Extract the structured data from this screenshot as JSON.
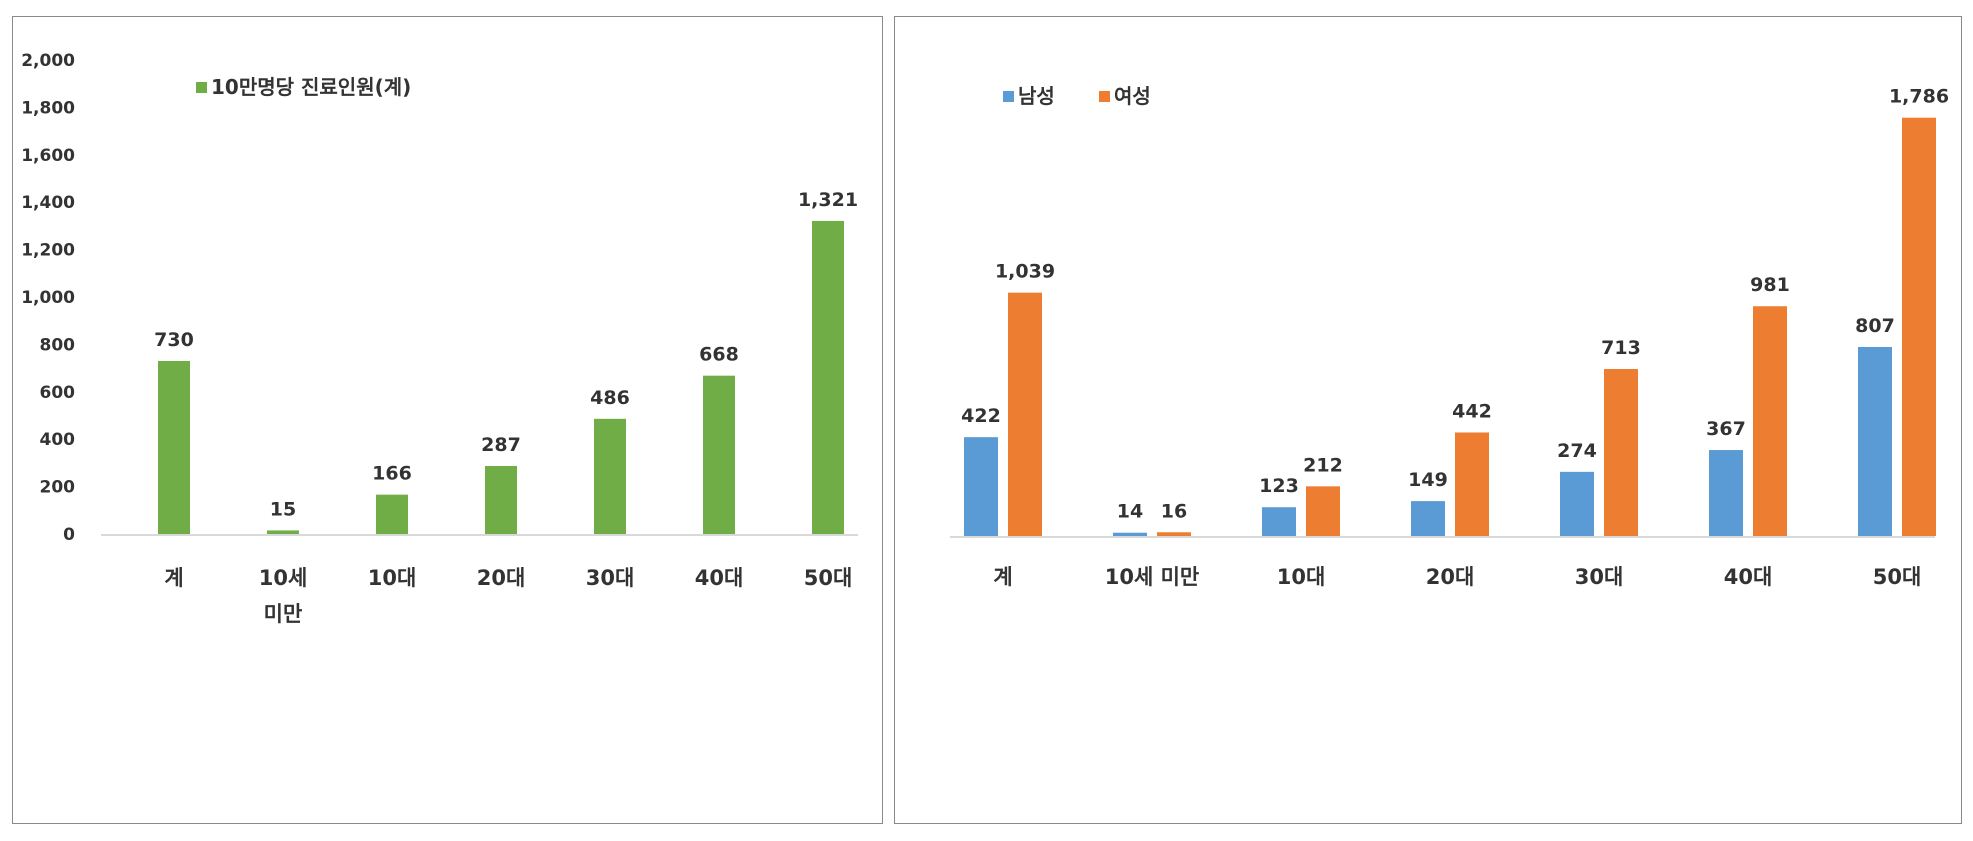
{
  "chart_data": [
    {
      "type": "bar",
      "categories": [
        "계",
        "10세\n미만",
        "10대",
        "20대",
        "30대",
        "40대",
        "50대"
      ],
      "series": [
        {
          "name": "10만명당 진료인원(계)",
          "values": [
            730,
            15,
            166,
            287,
            486,
            668,
            1321
          ],
          "color": "#70ad47"
        }
      ],
      "yticks": [
        "2,000",
        "1,800",
        "1,600",
        "1,400",
        "1,200",
        "1,000",
        "800",
        "600",
        "400",
        "200",
        "0"
      ],
      "data_labels": [
        [
          "730",
          "15",
          "166",
          "287",
          "486",
          "668",
          "1,321"
        ]
      ],
      "ylim": [
        0,
        2000
      ],
      "grid": false,
      "legend": "top-left"
    },
    {
      "type": "bar",
      "categories": [
        "계",
        "10세 미만",
        "10대",
        "20대",
        "30대",
        "40대",
        "50대"
      ],
      "series": [
        {
          "name": "남성",
          "values": [
            422,
            14,
            123,
            149,
            274,
            367,
            807
          ],
          "color": "#5b9bd5"
        },
        {
          "name": "여성",
          "values": [
            1039,
            16,
            212,
            442,
            713,
            981,
            1786
          ],
          "color": "#ed7d31"
        }
      ],
      "data_labels": [
        [
          "422",
          "14",
          "123",
          "149",
          "274",
          "367",
          "807"
        ],
        [
          "1,039",
          "16",
          "212",
          "442",
          "713",
          "981",
          "1,786"
        ]
      ],
      "ylim": [
        0,
        1900
      ],
      "grid": false,
      "legend": "top-left"
    }
  ]
}
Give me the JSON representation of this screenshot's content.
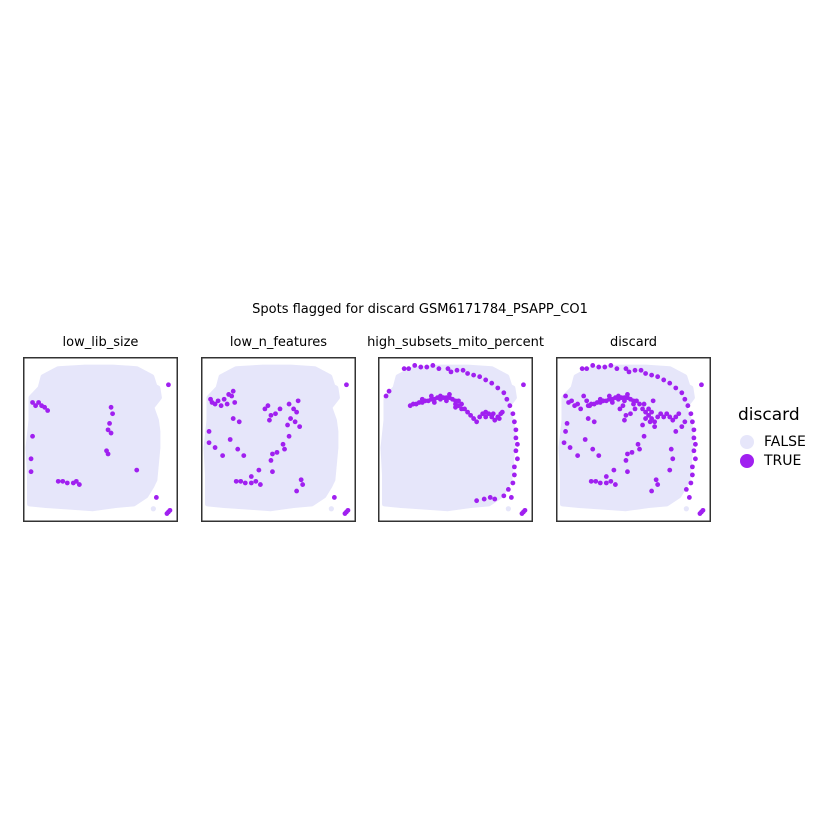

··········

Search the records for the word "this", then list every line that has it.

#### [Worked answer]
Extract the structured data from this screenshot as JSON.
Give me the JSON representation of this screenshot's content.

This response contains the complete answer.